Stored entries:
------------------------------------------------------------

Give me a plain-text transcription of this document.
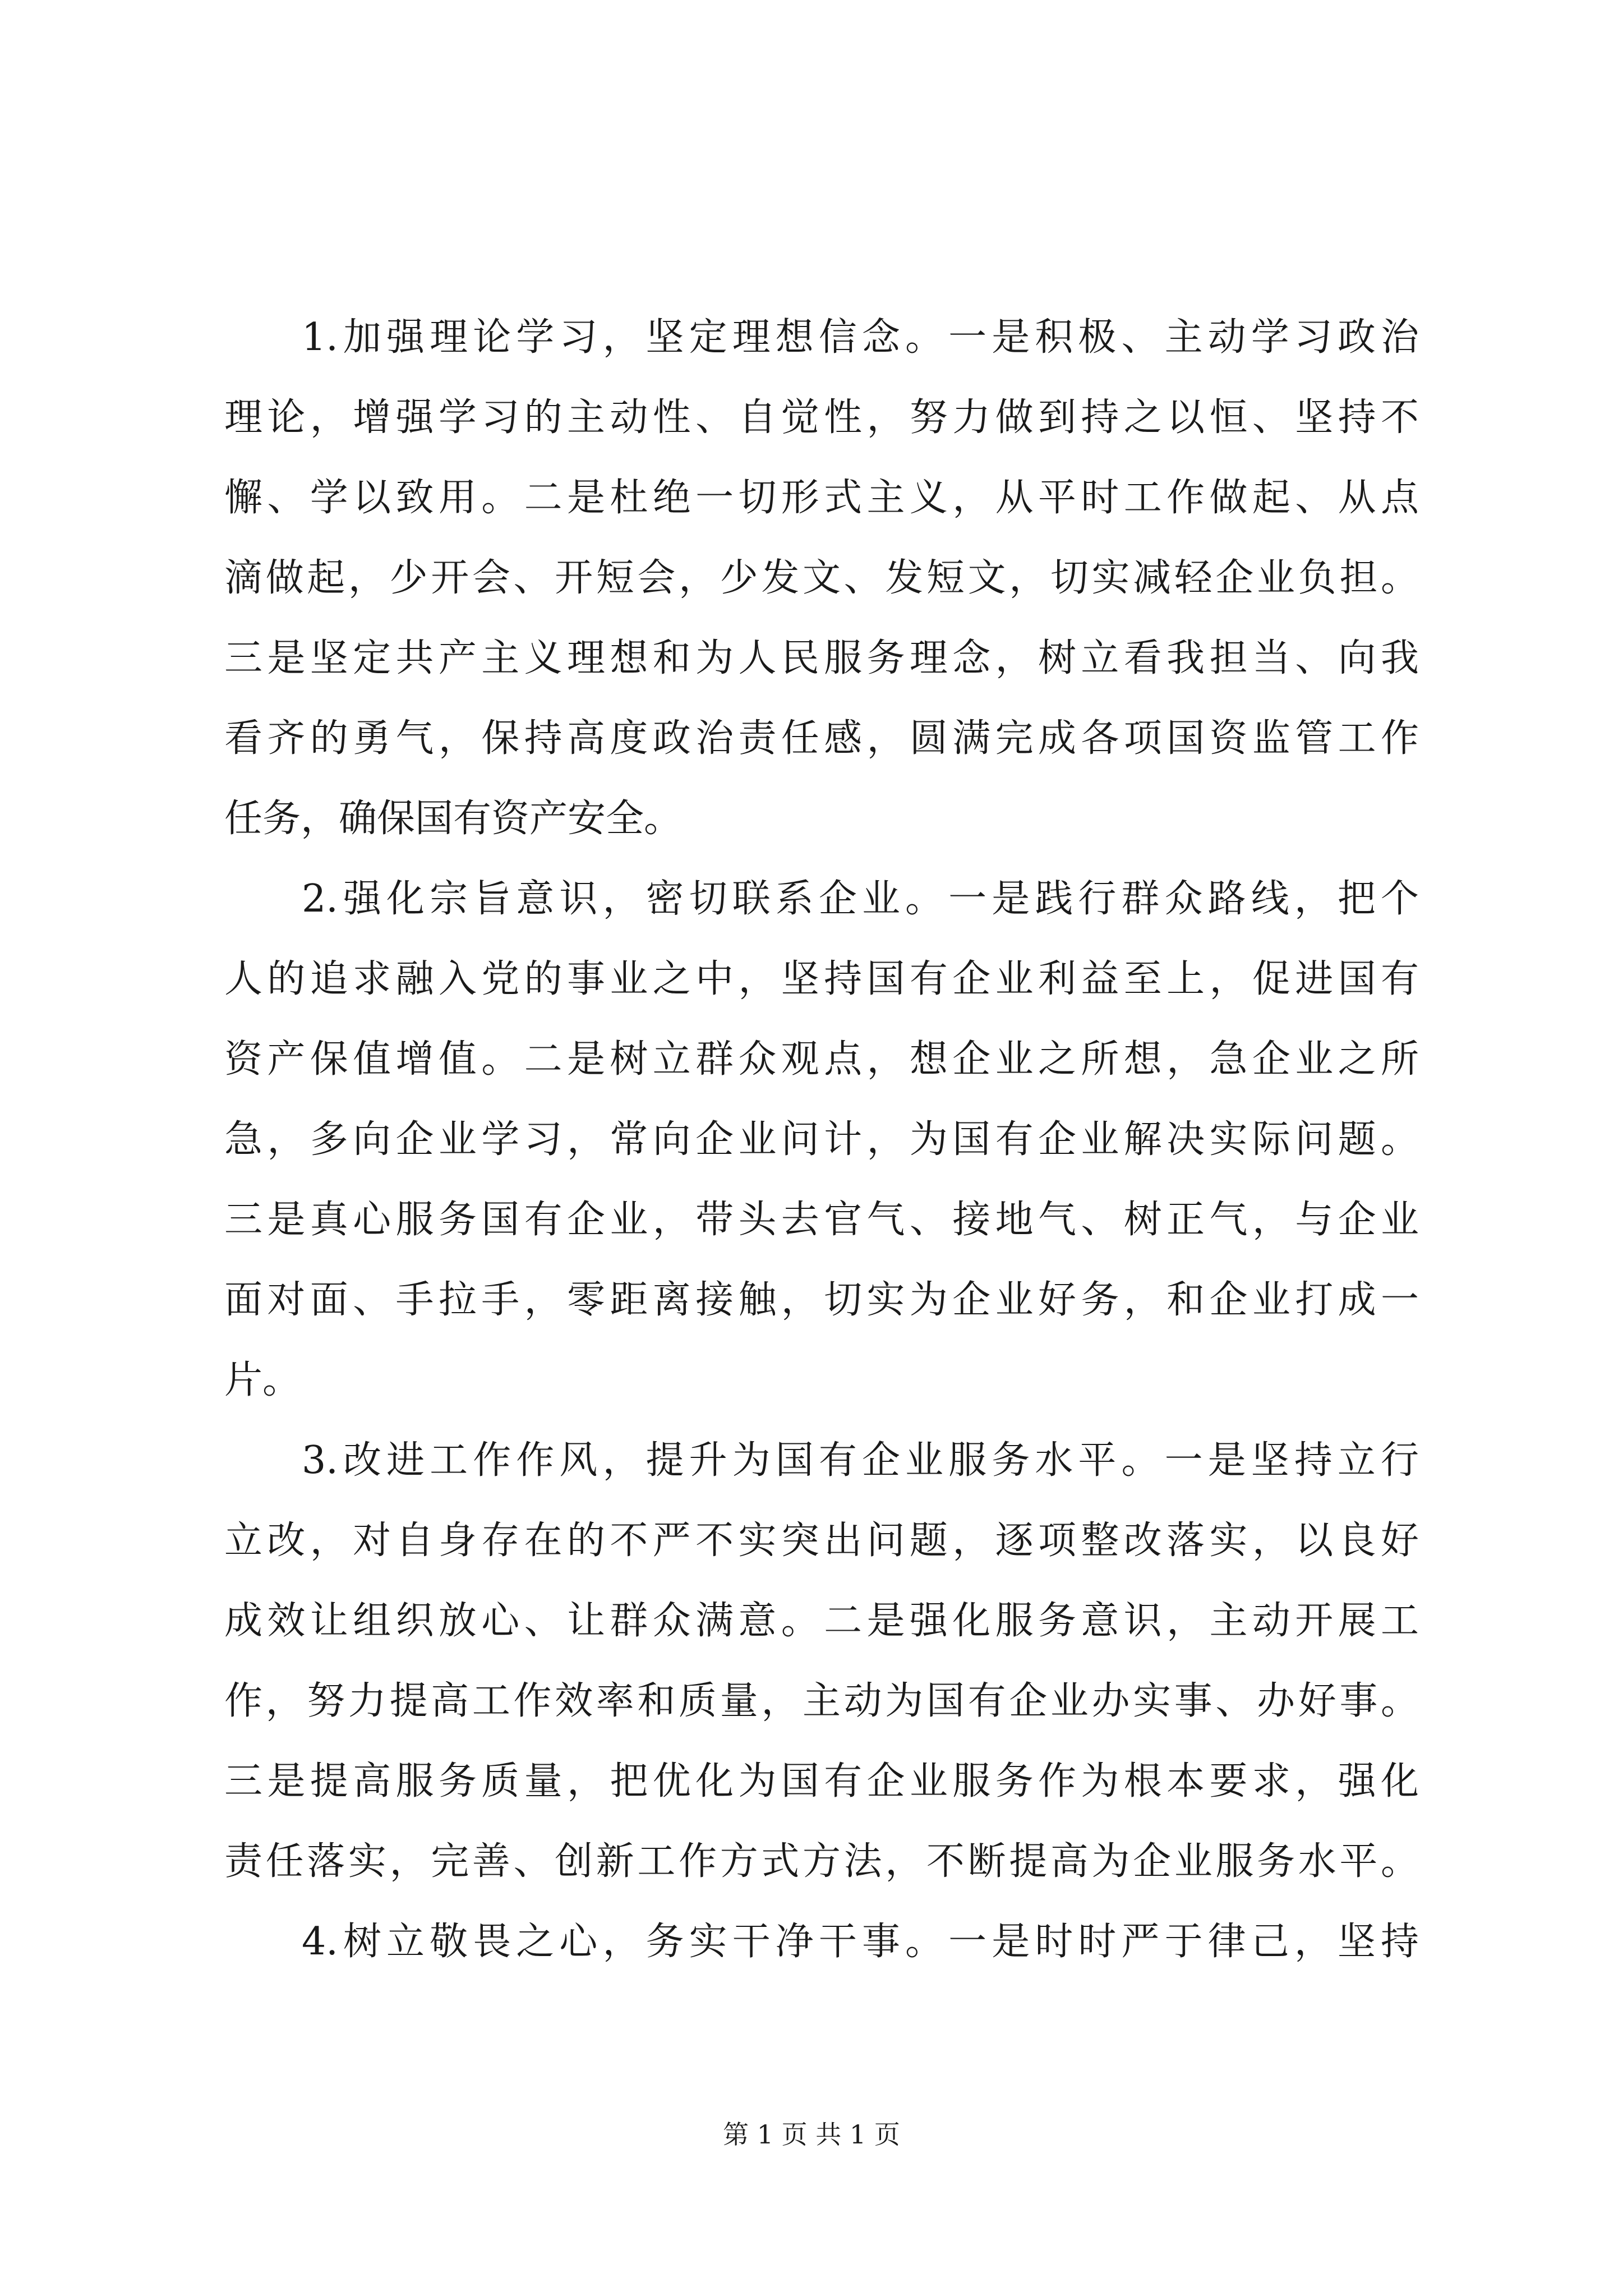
1.加强理论学习，坚定理想信念。一是积极、主动学习政治
理论，增强学习的主动性、自觉性，努力做到持之以恒、坚持不
懈、学以致用。二是杜绝一切形式主义，从平时工作做起、从点
滴做起，少开会、开短会，少发文、发短文，切实减轻企业负担。
三是坚定共产主义理想和为人民服务理念，树立看我担当、向我
看齐的勇气，保持高度政治责任感，圆满完成各项国资监管工作
任务，确保国有资产安全。
2.强化宗旨意识，密切联系企业。一是践行群众路线，把个
人的追求融入党的事业之中，坚持国有企业利益至上，促进国有
资产保值增值。二是树立群众观点，想企业之所想，急企业之所
急，多向企业学习，常向企业问计，为国有企业解决实际问题。
三是真心服务国有企业，带头去官气、接地气、树正气，与企业
面对面、手拉手，零距离接触，切实为企业好务，和企业打成一
片。
3.改进工作作风，提升为国有企业服务水平。一是坚持立行
立改，对自身存在的不严不实突出问题，逐项整改落实，以良好
成效让组织放心、让群众满意。二是强化服务意识，主动开展工
作，努力提高工作效率和质量，主动为国有企业办实事、办好事。
三是提高服务质量，把优化为国有企业服务作为根本要求，强化
责任落实，完善、创新工作方式方法，不断提高为企业服务水平。
4.树立敬畏之心，务实干净干事。一是时时严于律己，坚持
第 1 页 共 1 页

------------------------------------------------------------

— WHAT IS BEING ASKED —
Output, exactly, all the records above; include no pictures.

— FULL RESPONSE —
Give me a plain-text transcription of this document.
1.加强理论学习，坚定理想信念。一是积极、主动学习政治
理论，增强学习的主动性、自觉性，努力做到持之以恒、坚持不
懈、学以致用。二是杜绝一切形式主义，从平时工作做起、从点
滴做起，少开会、开短会，少发文、发短文，切实减轻企业负担。
三是坚定共产主义理想和为人民服务理念，树立看我担当、向我
看齐的勇气，保持高度政治责任感，圆满完成各项国资监管工作
任务，确保国有资产安全。
2.强化宗旨意识，密切联系企业。一是践行群众路线，把个
人的追求融入党的事业之中，坚持国有企业利益至上，促进国有
资产保值增值。二是树立群众观点，想企业之所想，急企业之所
急，多向企业学习，常向企业问计，为国有企业解决实际问题。
三是真心服务国有企业，带头去官气、接地气、树正气，与企业
面对面、手拉手，零距离接触，切实为企业好务，和企业打成一
片。
3.改进工作作风，提升为国有企业服务水平。一是坚持立行
立改，对自身存在的不严不实突出问题，逐项整改落实，以良好
成效让组织放心、让群众满意。二是强化服务意识，主动开展工
作，努力提高工作效率和质量，主动为国有企业办实事、办好事。
三是提高服务质量，把优化为国有企业服务作为根本要求，强化
责任落实，完善、创新工作方式方法，不断提高为企业服务水平。
4.树立敬畏之心，务实干净干事。一是时时严于律己，坚持
第 1 页 共 1 页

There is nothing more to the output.